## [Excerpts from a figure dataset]
• • • •
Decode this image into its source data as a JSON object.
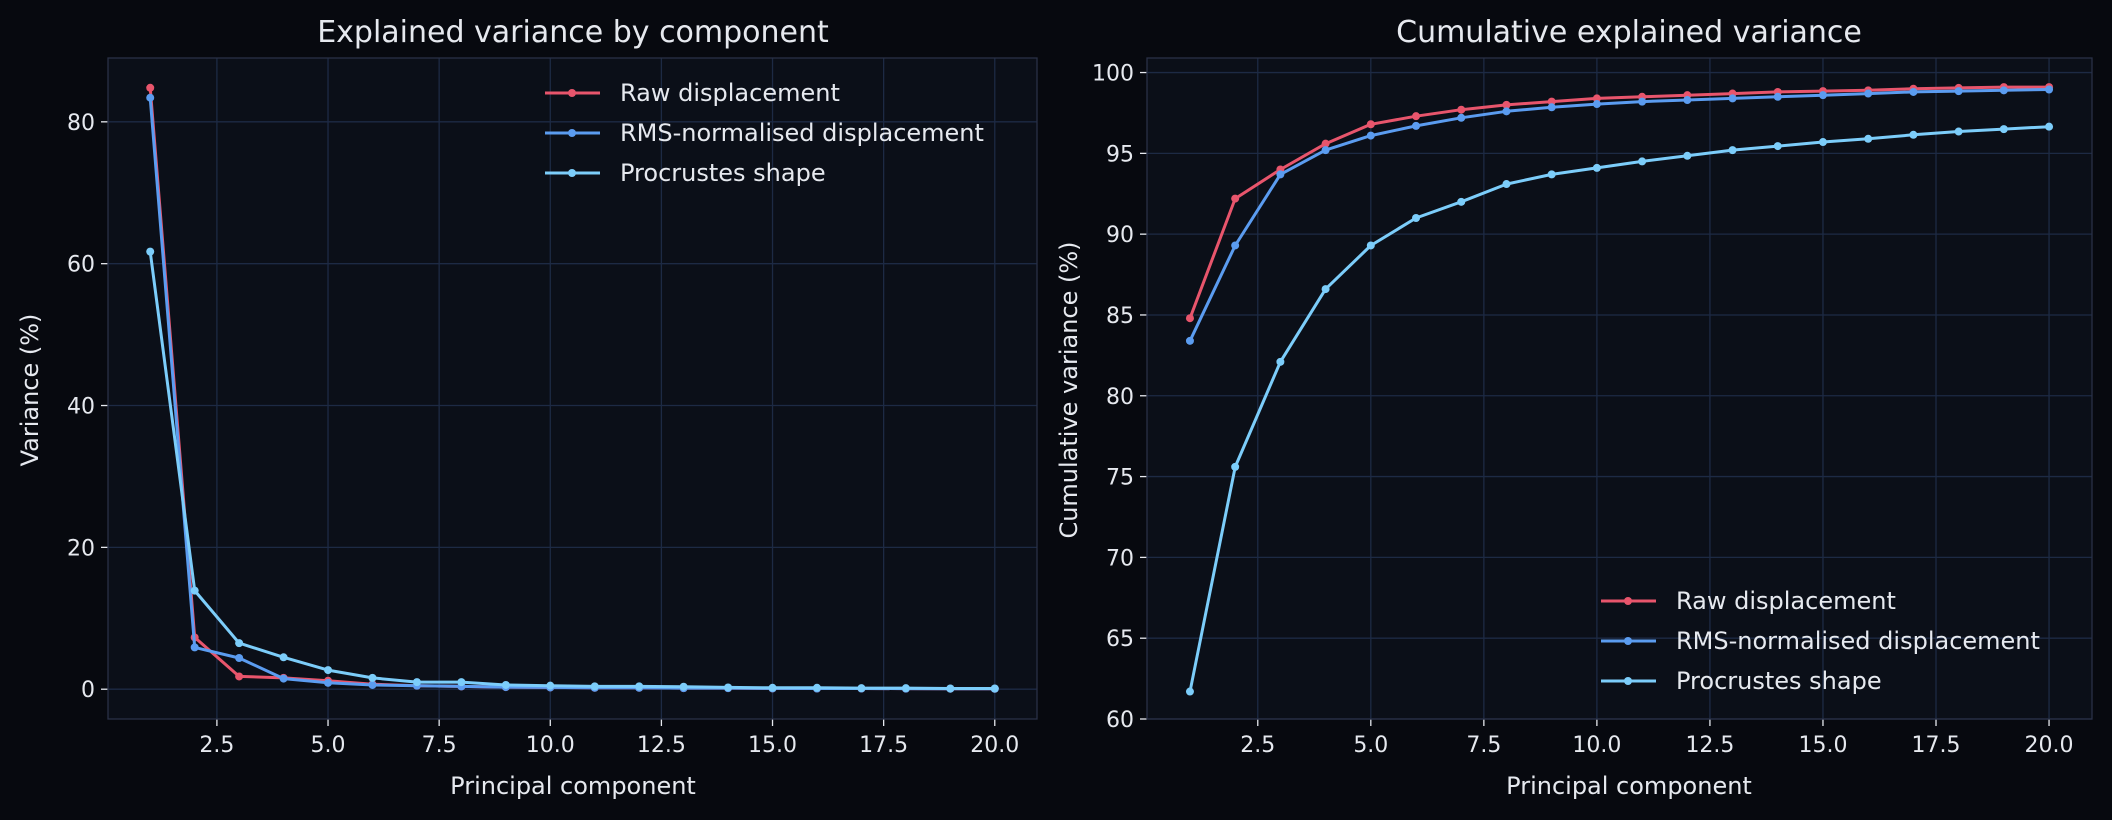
{
  "colors": {
    "background": "#07090f",
    "axes_face": "#0b0f18",
    "grid": "#1d2a44",
    "spine": "#2a3146",
    "text": "#e6e9ef",
    "series": [
      "#e8556c",
      "#5b9cf0",
      "#7ccdfa"
    ]
  },
  "chart_data": [
    {
      "type": "line",
      "title": "Explained variance by component",
      "xlabel": "Principal component",
      "ylabel": "Variance (%)",
      "xlim": [
        0.05,
        20.95
      ],
      "ylim": [
        -4.2,
        89
      ],
      "xticks": [
        2.5,
        5.0,
        7.5,
        10.0,
        12.5,
        15.0,
        17.5,
        20.0
      ],
      "xtick_labels": [
        "2.5",
        "5.0",
        "7.5",
        "10.0",
        "12.5",
        "15.0",
        "17.5",
        "20.0"
      ],
      "yticks": [
        0,
        20,
        40,
        60,
        80
      ],
      "ytick_labels": [
        "0",
        "20",
        "40",
        "60",
        "80"
      ],
      "grid": true,
      "legend_position": "top-right",
      "x": [
        1,
        2,
        3,
        4,
        5,
        6,
        7,
        8,
        9,
        10,
        11,
        12,
        13,
        14,
        15,
        16,
        17,
        18,
        19,
        20
      ],
      "series": [
        {
          "name": "Raw displacement",
          "values": [
            84.8,
            7.3,
            1.8,
            1.6,
            1.2,
            0.7,
            0.5,
            0.4,
            0.3,
            0.25,
            0.2,
            0.2,
            0.15,
            0.15,
            0.12,
            0.1,
            0.1,
            0.08,
            0.07,
            0.06
          ]
        },
        {
          "name": "RMS-normalised displacement",
          "values": [
            83.4,
            5.9,
            4.4,
            1.5,
            0.9,
            0.6,
            0.5,
            0.4,
            0.3,
            0.25,
            0.2,
            0.2,
            0.15,
            0.15,
            0.12,
            0.1,
            0.1,
            0.08,
            0.07,
            0.06
          ]
        },
        {
          "name": "Procrustes shape",
          "values": [
            61.7,
            13.9,
            6.5,
            4.5,
            2.7,
            1.6,
            1.0,
            1.0,
            0.6,
            0.5,
            0.4,
            0.4,
            0.35,
            0.25,
            0.2,
            0.2,
            0.15,
            0.15,
            0.1,
            0.1
          ]
        }
      ]
    },
    {
      "type": "line",
      "title": "Cumulative explained variance",
      "xlabel": "Principal component",
      "ylabel": "Cumulative variance (%)",
      "xlim": [
        0.05,
        20.95
      ],
      "ylim": [
        60,
        100.9
      ],
      "xticks": [
        2.5,
        5.0,
        7.5,
        10.0,
        12.5,
        15.0,
        17.5,
        20.0
      ],
      "xtick_labels": [
        "2.5",
        "5.0",
        "7.5",
        "10.0",
        "12.5",
        "15.0",
        "17.5",
        "20.0"
      ],
      "yticks": [
        60,
        65,
        70,
        75,
        80,
        85,
        90,
        95,
        100
      ],
      "ytick_labels": [
        "60",
        "65",
        "70",
        "75",
        "80",
        "85",
        "90",
        "95",
        "100"
      ],
      "grid": true,
      "legend_position": "bottom-right",
      "x": [
        1,
        2,
        3,
        4,
        5,
        6,
        7,
        8,
        9,
        10,
        11,
        12,
        13,
        14,
        15,
        16,
        17,
        18,
        19,
        20
      ],
      "series": [
        {
          "name": "Raw displacement",
          "values": [
            84.8,
            92.2,
            94.0,
            95.6,
            96.8,
            97.3,
            97.7,
            98.0,
            98.2,
            98.4,
            98.5,
            98.6,
            98.7,
            98.8,
            98.85,
            98.9,
            99.0,
            99.05,
            99.1,
            99.1
          ]
        },
        {
          "name": "RMS-normalised displacement",
          "values": [
            83.4,
            89.3,
            93.7,
            95.2,
            96.1,
            96.7,
            97.2,
            97.6,
            97.85,
            98.05,
            98.2,
            98.3,
            98.4,
            98.5,
            98.6,
            98.7,
            98.8,
            98.85,
            98.9,
            98.95
          ]
        },
        {
          "name": "Procrustes shape",
          "values": [
            61.7,
            75.6,
            82.1,
            86.6,
            89.3,
            91.0,
            92.0,
            93.1,
            93.7,
            94.1,
            94.5,
            94.85,
            95.2,
            95.45,
            95.7,
            95.9,
            96.15,
            96.35,
            96.5,
            96.65
          ]
        }
      ]
    }
  ]
}
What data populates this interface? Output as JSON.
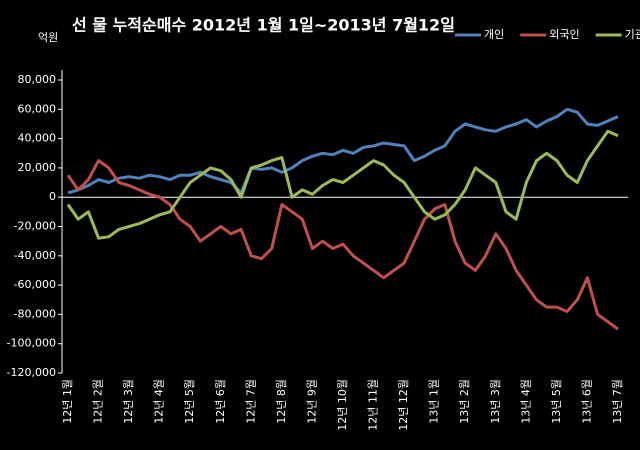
{
  "chart_data": {
    "type": "line",
    "title": "선 물 누적순매수 2012년 1월 1일~2013년 7월12일",
    "y_label": "억원",
    "categories": [
      "12년 1월",
      null,
      null,
      "12년 2월",
      null,
      null,
      "12년 3월",
      null,
      null,
      "12년 4월",
      null,
      null,
      "12년 5월",
      null,
      null,
      "12년 6월",
      null,
      null,
      "12년 7월",
      null,
      null,
      "12년 8월",
      null,
      null,
      "12년 9월",
      null,
      null,
      "12년 10월",
      null,
      null,
      "12년 11월",
      null,
      null,
      "12년 12월",
      null,
      null,
      "13년 1월",
      null,
      null,
      "13년 2월",
      null,
      null,
      "13년 3월",
      null,
      null,
      "13년 4월",
      null,
      null,
      "13년 5월",
      null,
      null,
      "13년 6월",
      null,
      null,
      "13년 7월"
    ],
    "series": [
      {
        "name": "개인",
        "color": "#4f81bd",
        "values": [
          3000,
          5000,
          8000,
          12000,
          10000,
          13000,
          14000,
          13000,
          15000,
          14000,
          12000,
          15000,
          15000,
          17000,
          14000,
          12000,
          10000,
          3000,
          20000,
          19000,
          20000,
          17000,
          20000,
          25000,
          28000,
          30000,
          29000,
          32000,
          30000,
          34000,
          35000,
          37000,
          36000,
          35000,
          25000,
          28000,
          32000,
          35000,
          45000,
          50000,
          48000,
          46000,
          45000,
          48000,
          50000,
          53000,
          48000,
          52000,
          55000,
          60000,
          58000,
          50000,
          49000,
          52000,
          55000
        ]
      },
      {
        "name": "외국인",
        "color": "#c0504d",
        "values": [
          15000,
          5000,
          12000,
          25000,
          20000,
          10000,
          8000,
          5000,
          2000,
          0,
          -5000,
          -15000,
          -20000,
          -30000,
          -25000,
          -20000,
          -25000,
          -22000,
          -40000,
          -42000,
          -35000,
          -5000,
          -10000,
          -15000,
          -35000,
          -30000,
          -35000,
          -32000,
          -40000,
          -45000,
          -50000,
          -55000,
          -50000,
          -45000,
          -30000,
          -15000,
          -8000,
          -5000,
          -30000,
          -45000,
          -50000,
          -40000,
          -25000,
          -35000,
          -50000,
          -60000,
          -70000,
          -75000,
          -75000,
          -78000,
          -70000,
          -55000,
          -80000,
          -85000,
          -90000
        ]
      },
      {
        "name": "기관",
        "color": "#9bbb59",
        "values": [
          -5000,
          -15000,
          -10000,
          -28000,
          -27000,
          -22000,
          -20000,
          -18000,
          -15000,
          -12000,
          -10000,
          0,
          10000,
          15000,
          20000,
          18000,
          12000,
          0,
          20000,
          22000,
          25000,
          27000,
          0,
          5000,
          2000,
          8000,
          12000,
          10000,
          15000,
          20000,
          25000,
          22000,
          15000,
          10000,
          0,
          -10000,
          -15000,
          -12000,
          -5000,
          5000,
          20000,
          15000,
          10000,
          -10000,
          -15000,
          10000,
          25000,
          30000,
          25000,
          15000,
          10000,
          25000,
          35000,
          45000,
          42000
        ]
      }
    ],
    "ylim": [
      -120000,
      80000
    ],
    "yticks": [
      {
        "value": -120000,
        "label": "-120,000"
      },
      {
        "value": -100000,
        "label": "-100,000"
      },
      {
        "value": -80000,
        "label": "-80,000"
      },
      {
        "value": -60000,
        "label": "-60,000"
      },
      {
        "value": -40000,
        "label": "-40,000"
      },
      {
        "value": -20000,
        "label": "-20,000"
      },
      0,
      {
        "value": 20000,
        "label": "20,000"
      },
      {
        "value": 40000,
        "label": "40,000"
      },
      {
        "value": 60000,
        "label": "60,000"
      },
      {
        "value": 80000,
        "label": "80,000"
      }
    ],
    "legend": "top-right"
  }
}
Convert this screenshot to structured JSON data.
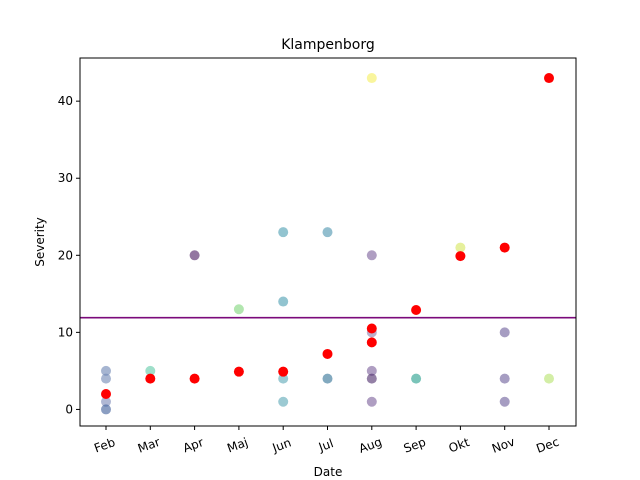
{
  "chart_data": {
    "type": "scatter",
    "title": "Klampenborg",
    "xlabel": "Date",
    "ylabel": "Severity",
    "categories": [
      "Feb",
      "Mar",
      "Apr",
      "Maj",
      "Jun",
      "Jul",
      "Aug",
      "Sep",
      "Okt",
      "Nov",
      "Dec"
    ],
    "ylim": [
      -2.15,
      45.6
    ],
    "yticks": [
      0,
      10,
      20,
      30,
      40
    ],
    "grid": false,
    "threshold": {
      "value": 11.9,
      "color": "#7b0a7b"
    },
    "series": [
      {
        "marker_color": "#ff0000",
        "points": [
          {
            "x": "Feb",
            "y": 2
          },
          {
            "x": "Mar",
            "y": 4
          },
          {
            "x": "Apr",
            "y": 4
          },
          {
            "x": "Maj",
            "y": 4.9
          },
          {
            "x": "Jun",
            "y": 4.9
          },
          {
            "x": "Jul",
            "y": 7.2
          },
          {
            "x": "Aug",
            "y": 8.7
          },
          {
            "x": "Aug",
            "y": 10.5
          },
          {
            "x": "Sep",
            "y": 12.9
          },
          {
            "x": "Okt",
            "y": 19.9
          },
          {
            "x": "Nov",
            "y": 21
          },
          {
            "x": "Dec",
            "y": 43
          }
        ]
      },
      {
        "points": [
          {
            "x": "Feb",
            "y": 5,
            "color": "#6a84b3"
          },
          {
            "x": "Feb",
            "y": 4,
            "color": "#6f87b4"
          },
          {
            "x": "Feb",
            "y": 1,
            "color": "#7b88b8"
          },
          {
            "x": "Feb",
            "y": 0,
            "color": "#3e5d99"
          },
          {
            "x": "Mar",
            "y": 5,
            "color": "#5fc9a7"
          },
          {
            "x": "Apr",
            "y": 20,
            "color": "#4b1a63"
          },
          {
            "x": "Maj",
            "y": 13,
            "color": "#7fd67a"
          },
          {
            "x": "Jun",
            "y": 23,
            "color": "#4a9cb0"
          },
          {
            "x": "Jun",
            "y": 14,
            "color": "#4a9cb0"
          },
          {
            "x": "Jun",
            "y": 4,
            "color": "#5aa6b6"
          },
          {
            "x": "Jun",
            "y": 1,
            "color": "#5aa6b6"
          },
          {
            "x": "Jul",
            "y": 23,
            "color": "#4a93ad"
          },
          {
            "x": "Jul",
            "y": 4,
            "color": "#2f6f95"
          },
          {
            "x": "Aug",
            "y": 43,
            "color": "#f5ee5c"
          },
          {
            "x": "Aug",
            "y": 20,
            "color": "#7a5e9a"
          },
          {
            "x": "Aug",
            "y": 10,
            "color": "#8e7aa8"
          },
          {
            "x": "Aug",
            "y": 5,
            "color": "#7a5e9a"
          },
          {
            "x": "Aug",
            "y": 4,
            "color": "#4d2c6b"
          },
          {
            "x": "Aug",
            "y": 1,
            "color": "#7a5e9a"
          },
          {
            "x": "Sep",
            "y": 4,
            "color": "#219d8a"
          },
          {
            "x": "Okt",
            "y": 21,
            "color": "#d6e65a"
          },
          {
            "x": "Nov",
            "y": 10,
            "color": "#6b5b9a"
          },
          {
            "x": "Nov",
            "y": 4,
            "color": "#6b5b9a"
          },
          {
            "x": "Nov",
            "y": 1,
            "color": "#6b5b9a"
          },
          {
            "x": "Dec",
            "y": 4,
            "color": "#b5e36a"
          }
        ]
      }
    ]
  }
}
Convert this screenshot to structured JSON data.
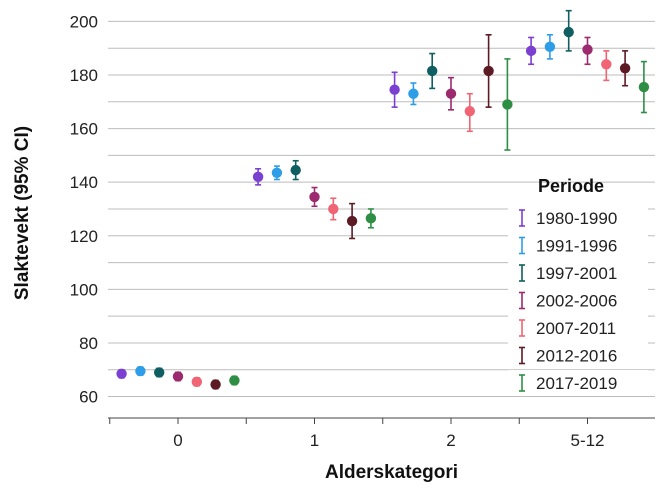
• • • •
## [EXERCISE]
From the entries above, list each line with "type" in it.

## [SOLVED EXERCISE]
      "type": "line",
      "type": "line",
    "type": "line",
    "type": "scatter",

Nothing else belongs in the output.